Written instruction —
Of all the lines in this data, how many include "workflows"? Respond with the number only.

Input rows —
※ ※ ※

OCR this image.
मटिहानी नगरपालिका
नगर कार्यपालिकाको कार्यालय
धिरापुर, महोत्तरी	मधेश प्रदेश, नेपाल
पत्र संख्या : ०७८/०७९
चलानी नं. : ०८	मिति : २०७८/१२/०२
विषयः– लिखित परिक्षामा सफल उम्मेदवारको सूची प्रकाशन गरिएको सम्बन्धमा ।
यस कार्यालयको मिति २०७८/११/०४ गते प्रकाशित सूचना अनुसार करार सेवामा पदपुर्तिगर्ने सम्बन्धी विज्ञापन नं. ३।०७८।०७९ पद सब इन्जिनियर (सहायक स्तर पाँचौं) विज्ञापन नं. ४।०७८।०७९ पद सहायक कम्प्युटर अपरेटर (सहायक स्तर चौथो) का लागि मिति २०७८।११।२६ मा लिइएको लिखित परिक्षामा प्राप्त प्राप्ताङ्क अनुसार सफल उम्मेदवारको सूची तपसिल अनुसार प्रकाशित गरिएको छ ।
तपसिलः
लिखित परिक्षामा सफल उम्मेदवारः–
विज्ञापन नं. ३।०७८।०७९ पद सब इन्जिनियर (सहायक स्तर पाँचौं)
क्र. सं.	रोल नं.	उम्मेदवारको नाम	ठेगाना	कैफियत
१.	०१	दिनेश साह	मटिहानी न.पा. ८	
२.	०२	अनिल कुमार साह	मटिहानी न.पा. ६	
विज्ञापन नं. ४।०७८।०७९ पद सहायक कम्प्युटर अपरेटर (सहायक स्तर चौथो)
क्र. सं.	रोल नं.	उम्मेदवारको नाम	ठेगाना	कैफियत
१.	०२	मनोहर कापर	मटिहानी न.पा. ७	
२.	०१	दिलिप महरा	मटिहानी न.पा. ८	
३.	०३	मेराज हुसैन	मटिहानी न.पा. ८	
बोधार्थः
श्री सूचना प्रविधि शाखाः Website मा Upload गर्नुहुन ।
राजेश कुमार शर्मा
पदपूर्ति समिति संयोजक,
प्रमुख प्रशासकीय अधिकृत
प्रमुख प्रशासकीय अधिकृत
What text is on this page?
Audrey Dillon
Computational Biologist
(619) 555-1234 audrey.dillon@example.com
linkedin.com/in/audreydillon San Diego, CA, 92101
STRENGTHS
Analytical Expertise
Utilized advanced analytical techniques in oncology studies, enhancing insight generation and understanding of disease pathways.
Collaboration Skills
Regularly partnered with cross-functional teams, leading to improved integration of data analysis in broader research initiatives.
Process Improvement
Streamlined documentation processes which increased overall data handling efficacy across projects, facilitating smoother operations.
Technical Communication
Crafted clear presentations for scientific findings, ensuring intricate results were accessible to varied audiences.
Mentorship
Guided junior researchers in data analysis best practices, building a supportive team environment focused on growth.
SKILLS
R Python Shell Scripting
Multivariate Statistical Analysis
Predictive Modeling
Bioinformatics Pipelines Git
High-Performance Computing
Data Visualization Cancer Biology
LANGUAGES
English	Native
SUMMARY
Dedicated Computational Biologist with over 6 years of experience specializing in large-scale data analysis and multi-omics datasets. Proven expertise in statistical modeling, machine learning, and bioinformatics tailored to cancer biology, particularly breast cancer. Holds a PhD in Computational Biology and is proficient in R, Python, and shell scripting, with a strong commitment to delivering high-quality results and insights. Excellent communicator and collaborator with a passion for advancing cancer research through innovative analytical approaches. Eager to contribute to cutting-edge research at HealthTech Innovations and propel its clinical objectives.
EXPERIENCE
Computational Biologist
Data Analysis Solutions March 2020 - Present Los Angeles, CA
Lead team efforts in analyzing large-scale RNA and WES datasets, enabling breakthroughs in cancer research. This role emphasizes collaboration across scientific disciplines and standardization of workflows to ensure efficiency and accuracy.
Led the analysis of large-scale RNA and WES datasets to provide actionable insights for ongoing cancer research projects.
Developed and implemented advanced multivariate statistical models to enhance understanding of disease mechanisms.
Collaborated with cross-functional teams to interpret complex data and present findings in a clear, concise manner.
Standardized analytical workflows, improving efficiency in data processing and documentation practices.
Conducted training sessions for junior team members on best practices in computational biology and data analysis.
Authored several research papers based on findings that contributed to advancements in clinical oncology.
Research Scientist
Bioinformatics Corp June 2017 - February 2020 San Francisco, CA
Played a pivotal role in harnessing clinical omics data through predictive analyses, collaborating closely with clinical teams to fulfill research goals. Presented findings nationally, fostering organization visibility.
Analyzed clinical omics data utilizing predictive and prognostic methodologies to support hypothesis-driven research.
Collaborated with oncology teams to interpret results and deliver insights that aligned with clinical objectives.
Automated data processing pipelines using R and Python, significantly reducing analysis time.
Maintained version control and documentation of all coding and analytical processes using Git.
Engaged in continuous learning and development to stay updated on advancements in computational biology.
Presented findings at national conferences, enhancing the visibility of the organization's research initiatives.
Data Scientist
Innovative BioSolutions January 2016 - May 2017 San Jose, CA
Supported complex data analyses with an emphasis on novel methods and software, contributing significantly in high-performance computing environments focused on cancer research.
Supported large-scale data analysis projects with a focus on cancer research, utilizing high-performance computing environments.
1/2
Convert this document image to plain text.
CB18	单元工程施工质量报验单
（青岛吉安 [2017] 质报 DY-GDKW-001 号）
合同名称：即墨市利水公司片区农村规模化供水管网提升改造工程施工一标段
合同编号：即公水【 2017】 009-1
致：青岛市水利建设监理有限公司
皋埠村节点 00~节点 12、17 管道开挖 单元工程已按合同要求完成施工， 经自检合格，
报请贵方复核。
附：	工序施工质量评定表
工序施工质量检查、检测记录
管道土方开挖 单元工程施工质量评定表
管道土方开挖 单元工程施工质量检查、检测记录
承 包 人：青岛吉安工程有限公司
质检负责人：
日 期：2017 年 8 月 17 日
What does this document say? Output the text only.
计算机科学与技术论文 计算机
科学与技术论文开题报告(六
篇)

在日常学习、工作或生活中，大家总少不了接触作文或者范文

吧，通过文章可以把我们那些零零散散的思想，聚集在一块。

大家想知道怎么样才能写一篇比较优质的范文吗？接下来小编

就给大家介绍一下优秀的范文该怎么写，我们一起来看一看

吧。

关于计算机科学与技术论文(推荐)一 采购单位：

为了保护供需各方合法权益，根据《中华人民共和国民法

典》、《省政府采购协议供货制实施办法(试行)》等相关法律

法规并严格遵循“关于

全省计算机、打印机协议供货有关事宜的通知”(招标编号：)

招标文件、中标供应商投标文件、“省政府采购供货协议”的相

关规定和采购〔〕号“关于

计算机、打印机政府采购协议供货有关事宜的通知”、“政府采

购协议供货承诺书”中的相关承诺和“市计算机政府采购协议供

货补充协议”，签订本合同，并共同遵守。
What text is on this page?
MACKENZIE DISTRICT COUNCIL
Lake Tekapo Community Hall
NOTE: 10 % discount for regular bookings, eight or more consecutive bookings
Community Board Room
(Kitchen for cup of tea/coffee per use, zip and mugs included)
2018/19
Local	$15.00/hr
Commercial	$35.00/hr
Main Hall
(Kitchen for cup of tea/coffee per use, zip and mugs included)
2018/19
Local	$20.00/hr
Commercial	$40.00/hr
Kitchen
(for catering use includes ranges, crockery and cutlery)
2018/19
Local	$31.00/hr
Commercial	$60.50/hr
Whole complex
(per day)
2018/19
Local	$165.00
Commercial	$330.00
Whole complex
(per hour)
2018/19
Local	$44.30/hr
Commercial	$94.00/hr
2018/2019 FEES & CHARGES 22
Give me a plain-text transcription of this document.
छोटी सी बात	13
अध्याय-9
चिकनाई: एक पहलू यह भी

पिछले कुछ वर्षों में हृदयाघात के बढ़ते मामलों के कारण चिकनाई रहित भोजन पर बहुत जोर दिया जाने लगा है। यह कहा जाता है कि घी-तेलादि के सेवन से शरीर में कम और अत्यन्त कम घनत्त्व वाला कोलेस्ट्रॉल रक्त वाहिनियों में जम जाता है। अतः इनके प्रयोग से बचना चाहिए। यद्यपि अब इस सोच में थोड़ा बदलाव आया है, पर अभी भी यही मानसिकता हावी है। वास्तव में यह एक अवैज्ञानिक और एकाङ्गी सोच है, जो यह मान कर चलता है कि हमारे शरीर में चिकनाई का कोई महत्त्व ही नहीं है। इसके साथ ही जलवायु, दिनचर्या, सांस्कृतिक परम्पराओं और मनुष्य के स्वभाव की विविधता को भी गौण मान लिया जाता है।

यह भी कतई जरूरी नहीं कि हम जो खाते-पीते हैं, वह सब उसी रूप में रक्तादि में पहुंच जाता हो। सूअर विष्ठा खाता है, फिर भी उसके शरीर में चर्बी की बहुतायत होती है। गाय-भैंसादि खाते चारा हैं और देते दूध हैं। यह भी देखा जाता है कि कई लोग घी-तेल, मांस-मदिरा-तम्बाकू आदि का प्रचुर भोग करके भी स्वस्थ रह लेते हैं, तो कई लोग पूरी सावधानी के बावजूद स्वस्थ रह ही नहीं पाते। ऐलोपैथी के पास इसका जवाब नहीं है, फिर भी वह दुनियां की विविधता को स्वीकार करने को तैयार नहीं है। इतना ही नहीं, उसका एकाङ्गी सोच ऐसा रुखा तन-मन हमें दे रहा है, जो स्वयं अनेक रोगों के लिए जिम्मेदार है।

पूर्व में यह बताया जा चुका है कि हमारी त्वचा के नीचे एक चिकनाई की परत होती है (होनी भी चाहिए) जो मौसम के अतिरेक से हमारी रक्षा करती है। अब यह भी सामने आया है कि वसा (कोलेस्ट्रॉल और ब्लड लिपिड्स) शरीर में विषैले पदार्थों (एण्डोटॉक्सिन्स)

※ ※ ※

Answer to this exercise —
2